Collection entries
════
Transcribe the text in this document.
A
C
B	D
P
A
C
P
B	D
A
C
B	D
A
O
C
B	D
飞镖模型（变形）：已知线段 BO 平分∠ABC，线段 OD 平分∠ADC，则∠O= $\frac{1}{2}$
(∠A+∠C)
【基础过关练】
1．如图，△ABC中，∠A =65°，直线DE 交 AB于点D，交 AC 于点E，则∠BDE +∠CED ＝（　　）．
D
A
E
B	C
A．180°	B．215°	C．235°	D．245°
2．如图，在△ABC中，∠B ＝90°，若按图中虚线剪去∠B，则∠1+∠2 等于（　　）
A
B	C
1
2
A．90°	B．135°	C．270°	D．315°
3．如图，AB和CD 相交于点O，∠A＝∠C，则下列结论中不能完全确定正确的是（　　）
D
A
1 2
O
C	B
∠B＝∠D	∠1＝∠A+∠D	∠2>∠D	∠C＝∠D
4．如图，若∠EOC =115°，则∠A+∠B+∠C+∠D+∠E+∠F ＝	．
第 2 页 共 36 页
════
**Task details**
Produce an exact copy of all the records.

**Result of the exercise**
Transcribe the text in this document.
A
C
B	D
P
A
C
P
B	D
A
C
B	D
A
O
C
B	D
飞镖模型（变形）：已知线段 BO 平分∠ABC，线段 OD 平分∠ADC，则∠O= $\frac{1}{2}$
(∠A+∠C)
【基础过关练】
1．如图，△ABC中，∠A =65°，直线DE 交 AB于点D，交 AC 于点E，则∠BDE +∠CED ＝（　　）．
D
A
E
B	C
A．180°	B．215°	C．235°	D．245°
2．如图，在△ABC中，∠B ＝90°，若按图中虚线剪去∠B，则∠1+∠2 等于（　　）
A
B	C
1
2
A．90°	B．135°	C．270°	D．315°
3．如图，AB和CD 相交于点O，∠A＝∠C，则下列结论中不能完全确定正确的是（　　）
D
A
1 2
O
C	B
∠B＝∠D	∠1＝∠A+∠D	∠2>∠D	∠C＝∠D
4．如图，若∠EOC =115°，则∠A+∠B+∠C+∠D+∠E+∠F ＝	．
第 2 页 共 36 页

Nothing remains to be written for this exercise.